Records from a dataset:
+++

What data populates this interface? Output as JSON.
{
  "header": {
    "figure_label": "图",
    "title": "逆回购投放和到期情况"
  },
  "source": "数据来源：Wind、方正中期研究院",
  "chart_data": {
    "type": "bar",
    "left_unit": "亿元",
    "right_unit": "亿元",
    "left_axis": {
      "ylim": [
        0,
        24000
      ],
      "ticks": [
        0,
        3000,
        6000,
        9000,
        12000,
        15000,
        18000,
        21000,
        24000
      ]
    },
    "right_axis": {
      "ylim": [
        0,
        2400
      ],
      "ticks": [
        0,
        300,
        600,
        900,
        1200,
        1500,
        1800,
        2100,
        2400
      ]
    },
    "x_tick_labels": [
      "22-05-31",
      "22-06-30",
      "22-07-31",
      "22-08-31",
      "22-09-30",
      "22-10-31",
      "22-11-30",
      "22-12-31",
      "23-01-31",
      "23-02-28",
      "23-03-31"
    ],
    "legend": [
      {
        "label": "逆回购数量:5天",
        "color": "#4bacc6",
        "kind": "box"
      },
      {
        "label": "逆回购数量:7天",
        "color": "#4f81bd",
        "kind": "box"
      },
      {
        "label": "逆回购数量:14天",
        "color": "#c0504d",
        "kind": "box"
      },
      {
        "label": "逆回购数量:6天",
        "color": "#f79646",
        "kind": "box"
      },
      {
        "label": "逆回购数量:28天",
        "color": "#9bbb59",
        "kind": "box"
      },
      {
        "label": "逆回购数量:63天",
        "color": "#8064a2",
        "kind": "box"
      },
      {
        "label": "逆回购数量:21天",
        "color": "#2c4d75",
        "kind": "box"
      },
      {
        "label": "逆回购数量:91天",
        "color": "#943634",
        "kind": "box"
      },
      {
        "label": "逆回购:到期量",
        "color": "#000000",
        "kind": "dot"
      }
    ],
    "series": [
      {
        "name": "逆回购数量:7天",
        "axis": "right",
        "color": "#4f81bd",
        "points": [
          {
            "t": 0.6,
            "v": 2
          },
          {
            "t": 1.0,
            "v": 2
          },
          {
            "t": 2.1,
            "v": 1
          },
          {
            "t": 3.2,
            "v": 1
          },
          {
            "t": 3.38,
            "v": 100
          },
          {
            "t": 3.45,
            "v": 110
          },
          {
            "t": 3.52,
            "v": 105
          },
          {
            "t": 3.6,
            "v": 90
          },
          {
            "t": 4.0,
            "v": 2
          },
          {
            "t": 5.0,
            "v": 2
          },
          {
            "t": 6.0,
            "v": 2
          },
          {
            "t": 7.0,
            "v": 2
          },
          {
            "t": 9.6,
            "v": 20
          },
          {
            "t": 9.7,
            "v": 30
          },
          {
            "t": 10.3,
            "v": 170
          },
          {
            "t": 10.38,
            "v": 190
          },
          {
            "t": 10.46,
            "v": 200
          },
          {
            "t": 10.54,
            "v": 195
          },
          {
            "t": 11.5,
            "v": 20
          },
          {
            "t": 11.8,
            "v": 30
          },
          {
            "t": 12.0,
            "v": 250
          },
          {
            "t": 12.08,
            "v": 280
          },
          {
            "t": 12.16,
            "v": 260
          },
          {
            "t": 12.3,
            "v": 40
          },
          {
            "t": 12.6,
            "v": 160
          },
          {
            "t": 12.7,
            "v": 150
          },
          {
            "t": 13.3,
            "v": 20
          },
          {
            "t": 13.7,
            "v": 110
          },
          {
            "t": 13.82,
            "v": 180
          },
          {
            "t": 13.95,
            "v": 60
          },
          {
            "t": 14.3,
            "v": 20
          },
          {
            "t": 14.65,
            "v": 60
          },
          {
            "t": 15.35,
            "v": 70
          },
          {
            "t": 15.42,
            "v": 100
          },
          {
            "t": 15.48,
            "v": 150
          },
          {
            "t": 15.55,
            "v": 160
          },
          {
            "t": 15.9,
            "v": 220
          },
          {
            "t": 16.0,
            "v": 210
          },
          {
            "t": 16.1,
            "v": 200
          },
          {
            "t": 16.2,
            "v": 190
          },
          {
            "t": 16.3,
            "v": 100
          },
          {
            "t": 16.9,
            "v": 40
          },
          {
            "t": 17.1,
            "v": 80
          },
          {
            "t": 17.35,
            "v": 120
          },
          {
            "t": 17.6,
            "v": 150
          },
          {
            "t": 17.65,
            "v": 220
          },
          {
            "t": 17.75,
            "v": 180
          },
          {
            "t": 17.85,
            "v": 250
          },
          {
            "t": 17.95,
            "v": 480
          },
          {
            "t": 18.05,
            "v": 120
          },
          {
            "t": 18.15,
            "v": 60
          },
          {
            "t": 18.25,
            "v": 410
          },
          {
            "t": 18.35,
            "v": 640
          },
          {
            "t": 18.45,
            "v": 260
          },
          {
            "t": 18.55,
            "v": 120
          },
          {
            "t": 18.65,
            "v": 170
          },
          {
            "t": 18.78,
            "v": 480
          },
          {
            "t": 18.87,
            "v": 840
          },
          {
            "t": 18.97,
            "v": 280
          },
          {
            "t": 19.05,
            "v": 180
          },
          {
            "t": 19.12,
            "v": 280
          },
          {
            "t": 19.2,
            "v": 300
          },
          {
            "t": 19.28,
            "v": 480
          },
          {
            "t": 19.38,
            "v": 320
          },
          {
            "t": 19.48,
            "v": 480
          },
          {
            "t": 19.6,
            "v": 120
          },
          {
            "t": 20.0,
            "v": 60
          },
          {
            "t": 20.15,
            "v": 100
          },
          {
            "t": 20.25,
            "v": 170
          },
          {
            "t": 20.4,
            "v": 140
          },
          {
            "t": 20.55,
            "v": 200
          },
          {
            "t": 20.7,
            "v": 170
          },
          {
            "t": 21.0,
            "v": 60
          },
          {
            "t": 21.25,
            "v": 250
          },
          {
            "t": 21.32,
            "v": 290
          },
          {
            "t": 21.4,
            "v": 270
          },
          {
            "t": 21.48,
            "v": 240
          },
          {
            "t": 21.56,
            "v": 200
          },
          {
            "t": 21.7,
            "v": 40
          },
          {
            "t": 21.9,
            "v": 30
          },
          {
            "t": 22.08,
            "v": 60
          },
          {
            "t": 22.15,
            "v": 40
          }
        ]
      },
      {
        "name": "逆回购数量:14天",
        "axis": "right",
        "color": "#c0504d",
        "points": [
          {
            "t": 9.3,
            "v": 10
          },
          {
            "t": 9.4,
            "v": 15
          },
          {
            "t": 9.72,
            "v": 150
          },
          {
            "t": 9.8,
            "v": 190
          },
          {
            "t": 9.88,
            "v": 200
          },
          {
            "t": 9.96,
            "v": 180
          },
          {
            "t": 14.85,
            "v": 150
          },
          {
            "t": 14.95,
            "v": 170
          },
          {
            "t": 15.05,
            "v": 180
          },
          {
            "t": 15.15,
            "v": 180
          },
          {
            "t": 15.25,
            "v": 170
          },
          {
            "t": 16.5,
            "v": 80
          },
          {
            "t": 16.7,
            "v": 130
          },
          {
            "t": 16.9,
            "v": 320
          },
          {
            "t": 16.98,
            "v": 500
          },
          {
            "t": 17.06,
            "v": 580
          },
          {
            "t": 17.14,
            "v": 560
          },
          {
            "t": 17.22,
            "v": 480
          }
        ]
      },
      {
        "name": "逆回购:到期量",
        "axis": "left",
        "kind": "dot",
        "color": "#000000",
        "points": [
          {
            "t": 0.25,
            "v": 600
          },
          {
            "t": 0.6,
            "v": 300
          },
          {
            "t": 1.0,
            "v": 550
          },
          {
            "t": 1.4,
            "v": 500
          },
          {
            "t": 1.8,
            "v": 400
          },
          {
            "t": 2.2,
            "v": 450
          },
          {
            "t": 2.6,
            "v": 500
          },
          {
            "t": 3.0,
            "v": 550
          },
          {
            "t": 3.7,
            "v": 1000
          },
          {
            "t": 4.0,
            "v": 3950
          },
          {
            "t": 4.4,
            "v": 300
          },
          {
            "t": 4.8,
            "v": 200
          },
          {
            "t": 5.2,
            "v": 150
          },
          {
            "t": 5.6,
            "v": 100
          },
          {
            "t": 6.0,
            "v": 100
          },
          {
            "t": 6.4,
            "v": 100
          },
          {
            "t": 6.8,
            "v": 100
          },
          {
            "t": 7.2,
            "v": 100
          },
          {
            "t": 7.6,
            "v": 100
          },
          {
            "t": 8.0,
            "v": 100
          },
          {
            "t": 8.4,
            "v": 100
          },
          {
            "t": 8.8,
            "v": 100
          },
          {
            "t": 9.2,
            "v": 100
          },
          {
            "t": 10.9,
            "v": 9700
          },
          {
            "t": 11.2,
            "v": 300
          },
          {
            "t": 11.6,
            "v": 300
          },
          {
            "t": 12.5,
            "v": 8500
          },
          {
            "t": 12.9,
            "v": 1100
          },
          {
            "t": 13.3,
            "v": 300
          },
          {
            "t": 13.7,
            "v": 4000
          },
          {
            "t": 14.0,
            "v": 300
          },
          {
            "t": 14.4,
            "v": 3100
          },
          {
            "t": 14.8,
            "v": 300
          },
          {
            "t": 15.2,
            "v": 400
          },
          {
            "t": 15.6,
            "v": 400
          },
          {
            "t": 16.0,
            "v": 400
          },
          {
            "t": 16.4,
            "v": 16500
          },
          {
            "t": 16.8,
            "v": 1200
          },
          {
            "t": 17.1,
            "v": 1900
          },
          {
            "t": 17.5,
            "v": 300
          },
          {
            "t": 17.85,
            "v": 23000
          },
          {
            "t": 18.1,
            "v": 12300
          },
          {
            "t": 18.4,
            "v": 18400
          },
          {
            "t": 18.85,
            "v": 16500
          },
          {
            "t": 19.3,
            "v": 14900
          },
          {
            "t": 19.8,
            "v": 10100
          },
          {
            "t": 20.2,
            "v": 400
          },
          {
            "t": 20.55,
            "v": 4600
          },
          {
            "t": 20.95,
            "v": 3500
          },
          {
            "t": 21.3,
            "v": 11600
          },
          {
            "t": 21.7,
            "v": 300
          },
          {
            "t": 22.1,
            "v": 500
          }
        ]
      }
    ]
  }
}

+++

What needs to be done:
Scan the material above. Return every line containing the string "name".

Result below:
        "name": "逆回购数量:7天",
        "name": "逆回购数量:14天",
        "name": "逆回购:到期量",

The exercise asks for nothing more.